> _STATED GOAL_: Output all of the records exactly as written.

Stored data:
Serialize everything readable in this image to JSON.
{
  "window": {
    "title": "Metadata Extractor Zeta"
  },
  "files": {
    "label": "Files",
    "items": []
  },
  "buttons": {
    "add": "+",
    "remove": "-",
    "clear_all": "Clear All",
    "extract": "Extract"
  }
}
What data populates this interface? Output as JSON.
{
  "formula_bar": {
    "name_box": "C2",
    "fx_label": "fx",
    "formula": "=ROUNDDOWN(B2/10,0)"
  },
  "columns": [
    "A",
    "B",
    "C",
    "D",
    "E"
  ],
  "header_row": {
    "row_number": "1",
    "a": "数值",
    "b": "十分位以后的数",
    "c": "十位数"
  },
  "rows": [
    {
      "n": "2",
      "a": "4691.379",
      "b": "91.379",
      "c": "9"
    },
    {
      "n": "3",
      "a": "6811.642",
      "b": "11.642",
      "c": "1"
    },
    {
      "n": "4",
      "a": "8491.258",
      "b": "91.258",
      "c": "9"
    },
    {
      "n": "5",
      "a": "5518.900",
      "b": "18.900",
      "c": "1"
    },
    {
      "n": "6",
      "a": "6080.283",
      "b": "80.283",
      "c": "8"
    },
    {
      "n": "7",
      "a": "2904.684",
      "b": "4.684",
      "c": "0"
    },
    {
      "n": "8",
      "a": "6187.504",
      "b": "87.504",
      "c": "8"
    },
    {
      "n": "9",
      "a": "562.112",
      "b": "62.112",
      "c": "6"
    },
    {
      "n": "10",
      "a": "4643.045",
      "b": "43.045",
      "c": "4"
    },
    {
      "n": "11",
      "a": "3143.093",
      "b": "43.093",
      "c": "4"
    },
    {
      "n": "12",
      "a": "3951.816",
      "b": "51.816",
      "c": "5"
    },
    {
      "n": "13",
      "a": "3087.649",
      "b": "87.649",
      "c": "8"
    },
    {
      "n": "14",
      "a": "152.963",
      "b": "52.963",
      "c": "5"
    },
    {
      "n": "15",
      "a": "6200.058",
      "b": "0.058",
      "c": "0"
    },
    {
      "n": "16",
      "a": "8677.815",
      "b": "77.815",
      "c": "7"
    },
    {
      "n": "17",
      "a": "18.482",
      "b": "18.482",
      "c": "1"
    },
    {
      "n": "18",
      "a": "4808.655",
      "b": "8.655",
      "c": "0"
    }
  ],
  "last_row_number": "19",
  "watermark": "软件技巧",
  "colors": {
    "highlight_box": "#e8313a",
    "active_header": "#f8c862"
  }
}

> _RESULT FOR THIS TASK_:
Serialize everything readable in this image to JSON.
{
  "window": {
    "title": "Metadata Extractor Zeta"
  },
  "files": {
    "label": "Files",
    "items": []
  },
  "buttons": {
    "add": "+",
    "remove": "-",
    "clear_all": "Clear All",
    "extract": "Extract"
  }
}
What data populates this interface? Output as JSON.
{
  "formula_bar": {
    "name_box": "C2",
    "fx_label": "fx",
    "formula": "=ROUNDDOWN(B2/10,0)"
  },
  "columns": [
    "A",
    "B",
    "C",
    "D",
    "E"
  ],
  "header_row": {
    "row_number": "1",
    "a": "数值",
    "b": "十分位以后的数",
    "c": "十位数"
  },
  "rows": [
    {
      "n": "2",
      "a": "4691.379",
      "b": "91.379",
      "c": "9"
    },
    {
      "n": "3",
      "a": "6811.642",
      "b": "11.642",
      "c": "1"
    },
    {
      "n": "4",
      "a": "8491.258",
      "b": "91.258",
      "c": "9"
    },
    {
      "n": "5",
      "a": "5518.900",
      "b": "18.900",
      "c": "1"
    },
    {
      "n": "6",
      "a": "6080.283",
      "b": "80.283",
      "c": "8"
    },
    {
      "n": "7",
      "a": "2904.684",
      "b": "4.684",
      "c": "0"
    },
    {
      "n": "8",
      "a": "6187.504",
      "b": "87.504",
      "c": "8"
    },
    {
      "n": "9",
      "a": "562.112",
      "b": "62.112",
      "c": "6"
    },
    {
      "n": "10",
      "a": "4643.045",
      "b": "43.045",
      "c": "4"
    },
    {
      "n": "11",
      "a": "3143.093",
      "b": "43.093",
      "c": "4"
    },
    {
      "n": "12",
      "a": "3951.816",
      "b": "51.816",
      "c": "5"
    },
    {
      "n": "13",
      "a": "3087.649",
      "b": "87.649",
      "c": "8"
    },
    {
      "n": "14",
      "a": "152.963",
      "b": "52.963",
      "c": "5"
    },
    {
      "n": "15",
      "a": "6200.058",
      "b": "0.058",
      "c": "0"
    },
    {
      "n": "16",
      "a": "8677.815",
      "b": "77.815",
      "c": "7"
    },
    {
      "n": "17",
      "a": "18.482",
      "b": "18.482",
      "c": "1"
    },
    {
      "n": "18",
      "a": "4808.655",
      "b": "8.655",
      "c": "0"
    }
  ],
  "last_row_number": "19",
  "watermark": "软件技巧",
  "colors": {
    "highlight_box": "#e8313a",
    "active_header": "#f8c862"
  }
}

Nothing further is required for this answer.